- [Goal]:
The records underneath are to be repeated exactly, with the pictures left out.

- [Task input]:
'''

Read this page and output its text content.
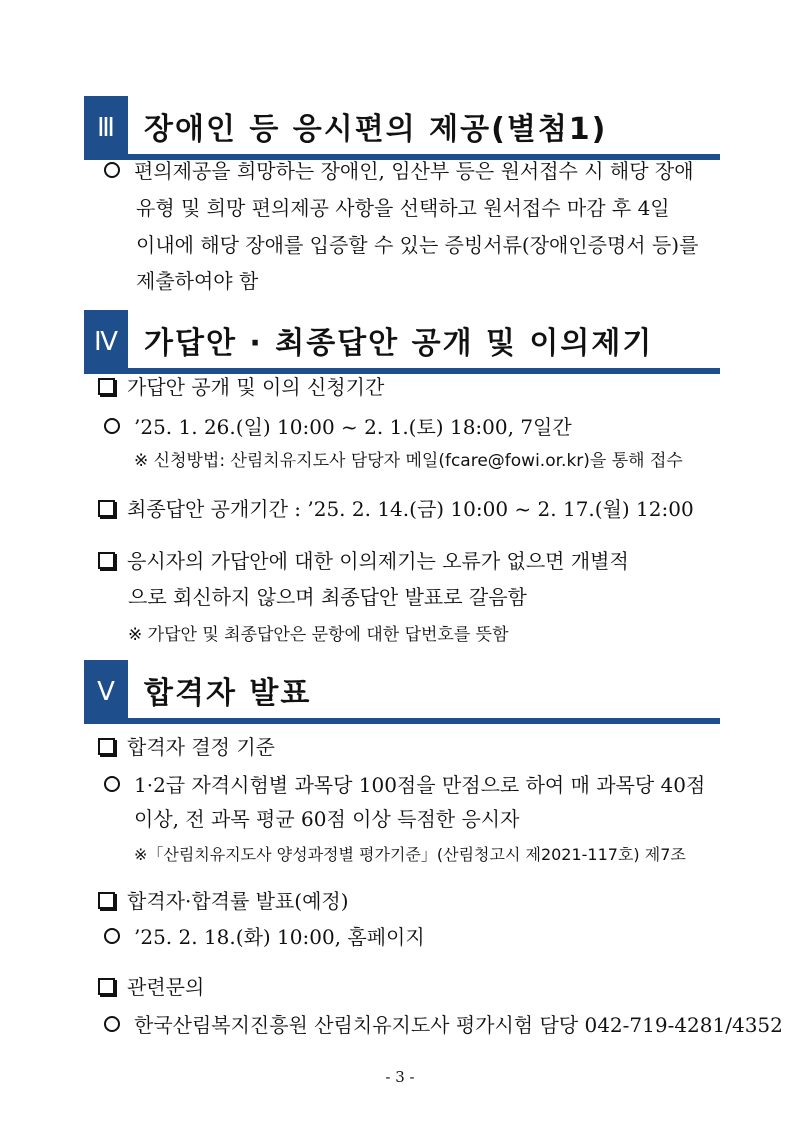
Ⅲ 장애인 등 응시편의 제공(별첨1)
편의제공을 희망하는 장애인, 임산부 등은 원서접수 시 해당 장애
유형 및 희망 편의제공 사항을 선택하고 원서접수 마감 후 4일
이내에 해당 장애를 입증할 수 있는 증빙서류(장애인증명서 등)를
제출하여야 함
Ⅳ 가답안 · 최종답안 공개 및 이의제기
가답안 공개 및 이의 신청기간
’25. 1. 26.(일) 10:00 ~ 2. 1.(토) 18:00, 7일간
※ 신청방법: 산림치유지도사 담당자 메일(fcare@fowi.or.kr)을 통해 접수
최종답안 공개기간 : ’25. 2. 14.(금) 10:00 ~ 2. 17.(월) 12:00
응시자의 가답안에 대한 이의제기는 오류가 없으면 개별적
으로 회신하지 않으며 최종답안 발표로 갈음함
※ 가답안 및 최종답안은 문항에 대한 답번호를 뜻함
Ⅴ 합격자 발표
합격자 결정 기준
1·2급 자격시험별 과목당 100점을 만점으로 하여 매 과목당 40점
이상, 전 과목 평균 60점 이상 득점한 응시자
※「산림치유지도사 양성과정별 평가기준」(산림청고시 제2021-117호) 제7조
합격자·합격률 발표(예정)
’25. 2. 18.(화) 10:00, 홈페이지
관련문의
한국산림복지진흥원 산림치유지도사 평가시험 담당 042-719-4281/4352
- 3 -
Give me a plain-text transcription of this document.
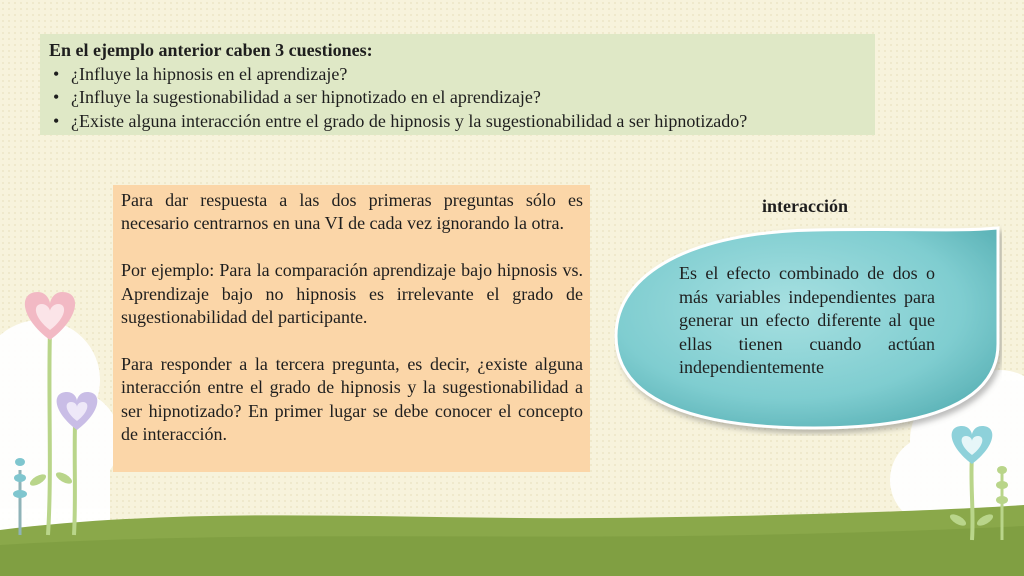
En el ejemplo anterior caben 3 cuestiones:
• ¿Influye la hipnosis en el aprendizaje?
• ¿Influye la sugestionabilidad a ser hipnotizado en el aprendizaje?
• ¿Existe alguna interacción entre el grado de hipnosis y la sugestionabilidad a ser hipnotizado?

Para dar respuesta a las dos primeras preguntas sólo es necesario centrarnos en una VI de cada vez ignorando la otra.

Por ejemplo: Para la comparación aprendizaje bajo hipnosis vs. Aprendizaje bajo no hipnosis es irrelevante el grado de sugestionabilidad del participante.

Para responder a la tercera pregunta, es decir, ¿existe alguna interacción entre el grado de hipnosis y la sugestionabilidad a ser hipnotizado? En primer lugar se debe conocer el concepto de interacción.

interacción
Es el efecto combinado de dos o más variables independientes para generar un efecto diferente al que ellas tienen cuando actúan independientemente
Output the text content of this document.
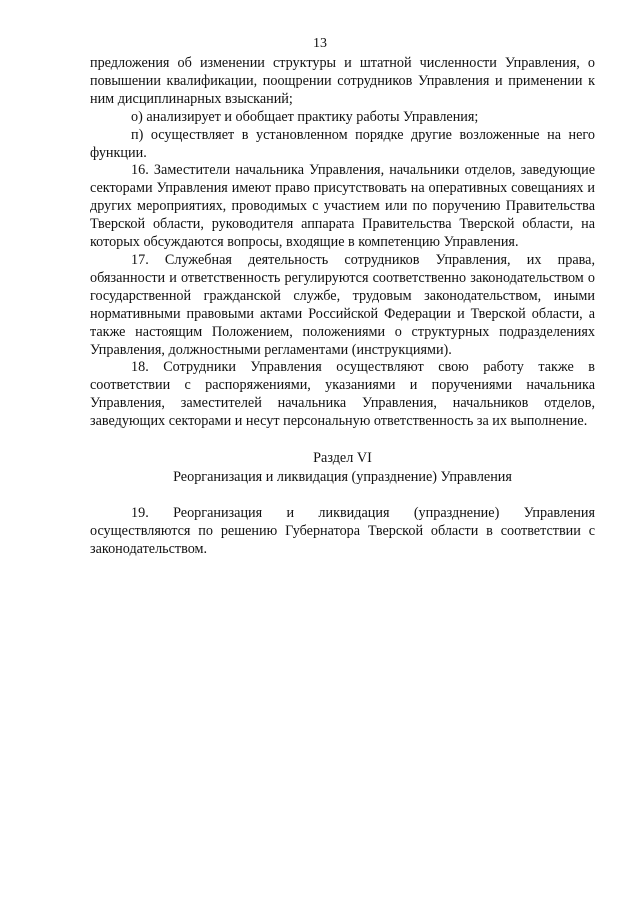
13

предложения об изменении структуры и штатной численности Управления, о повышении квалификации, поощрении сотрудников Управления и применении к ним дисциплинарных взысканий;

о) анализирует и обобщает практику работы Управления;

п) осуществляет в установленном порядке другие возложенные на него функции.

16. Заместители начальника Управления, начальники отделов, заведующие секторами Управления имеют право присутствовать на оперативных совещаниях и других мероприятиях, проводимых с участием или по поручению Правительства Тверской области, руководителя аппарата Правительства Тверской области, на которых обсуждаются вопросы, входящие в компетенцию Управления.

17. Служебная деятельность сотрудников Управления, их права, обязанности и ответственность регулируются соответственно законодательством о государственной гражданской службе, трудовым законодательством, иными нормативными правовыми актами Российской Федерации и Тверской области, а также настоящим Положением, положениями о структурных подразделениях Управления, должностными регламентами (инструкциями).

18. Сотрудники Управления осуществляют свою работу также в соответствии с распоряжениями, указаниями и поручениями начальника Управления, заместителей начальника Управления, начальников отделов, заведующих секторами и несут персональную ответственность за их выполнение.

Раздел VI
Реорганизация и ликвидация (упразднение) Управления

19. Реорганизация и ликвидация (упразднение) Управления осуществляются по решению Губернатора Тверской области в соответствии с законодательством.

'''

- [Correct result]:
Read this page and output its text content.
Ⅲ 장애인 등 응시편의 제공(별첨1)
편의제공을 희망하는 장애인, 임산부 등은 원서접수 시 해당 장애
유형 및 희망 편의제공 사항을 선택하고 원서접수 마감 후 4일
이내에 해당 장애를 입증할 수 있는 증빙서류(장애인증명서 등)를
제출하여야 함
Ⅳ 가답안 · 최종답안 공개 및 이의제기
가답안 공개 및 이의 신청기간
’25. 1. 26.(일) 10:00 ~ 2. 1.(토) 18:00, 7일간
※ 신청방법: 산림치유지도사 담당자 메일(fcare@fowi.or.kr)을 통해 접수
최종답안 공개기간 : ’25. 2. 14.(금) 10:00 ~ 2. 17.(월) 12:00
응시자의 가답안에 대한 이의제기는 오류가 없으면 개별적
으로 회신하지 않으며 최종답안 발표로 갈음함
※ 가답안 및 최종답안은 문항에 대한 답번호를 뜻함
Ⅴ 합격자 발표
합격자 결정 기준
1·2급 자격시험별 과목당 100점을 만점으로 하여 매 과목당 40점
이상, 전 과목 평균 60점 이상 득점한 응시자
※「산림치유지도사 양성과정별 평가기준」(산림청고시 제2021-117호) 제7조
합격자·합격률 발표(예정)
’25. 2. 18.(화) 10:00, 홈페이지
관련문의
한국산림복지진흥원 산림치유지도사 평가시험 담당 042-719-4281/4352
- 3 -
Give me a plain-text transcription of this document.
En el ejemplo anterior caben 3 cuestiones:
• ¿Influye la hipnosis en el aprendizaje?
• ¿Influye la sugestionabilidad a ser hipnotizado en el aprendizaje?
• ¿Existe alguna interacción entre el grado de hipnosis y la sugestionabilidad a ser hipnotizado?

Para dar respuesta a las dos primeras preguntas sólo es necesario centrarnos en una VI de cada vez ignorando la otra.

Por ejemplo: Para la comparación aprendizaje bajo hipnosis vs. Aprendizaje bajo no hipnosis es irrelevante el grado de sugestionabilidad del participante.

Para responder a la tercera pregunta, es decir, ¿existe alguna interacción entre el grado de hipnosis y la sugestionabilidad a ser hipnotizado? En primer lugar se debe conocer el concepto de interacción.

interacción
Es el efecto combinado de dos o más variables independientes para generar un efecto diferente al que ellas tienen cuando actúan independientemente
Output the text content of this document.
13

предложения об изменении структуры и штатной численности Управления, о повышении квалификации, поощрении сотрудников Управления и применении к ним дисциплинарных взысканий;

о) анализирует и обобщает практику работы Управления;

п) осуществляет в установленном порядке другие возложенные на него функции.

16. Заместители начальника Управления, начальники отделов, заведующие секторами Управления имеют право присутствовать на оперативных совещаниях и других мероприятиях, проводимых с участием или по поручению Правительства Тверской области, руководителя аппарата Правительства Тверской области, на которых обсуждаются вопросы, входящие в компетенцию Управления.

17. Служебная деятельность сотрудников Управления, их права, обязанности и ответственность регулируются соответственно законодательством о государственной гражданской службе, трудовым законодательством, иными нормативными правовыми актами Российской Федерации и Тверской области, а также настоящим Положением, положениями о структурных подразделениях Управления, должностными регламентами (инструкциями).

18. Сотрудники Управления осуществляют свою работу также в соответствии с распоряжениями, указаниями и поручениями начальника Управления, заместителей начальника Управления, начальников отделов, заведующих секторами и несут персональную ответственность за их выполнение.

Раздел VI
Реорганизация и ликвидация (упразднение) Управления

19. Реорганизация и ликвидация (упразднение) Управления осуществляются по решению Губернатора Тверской области в соответствии с законодательством.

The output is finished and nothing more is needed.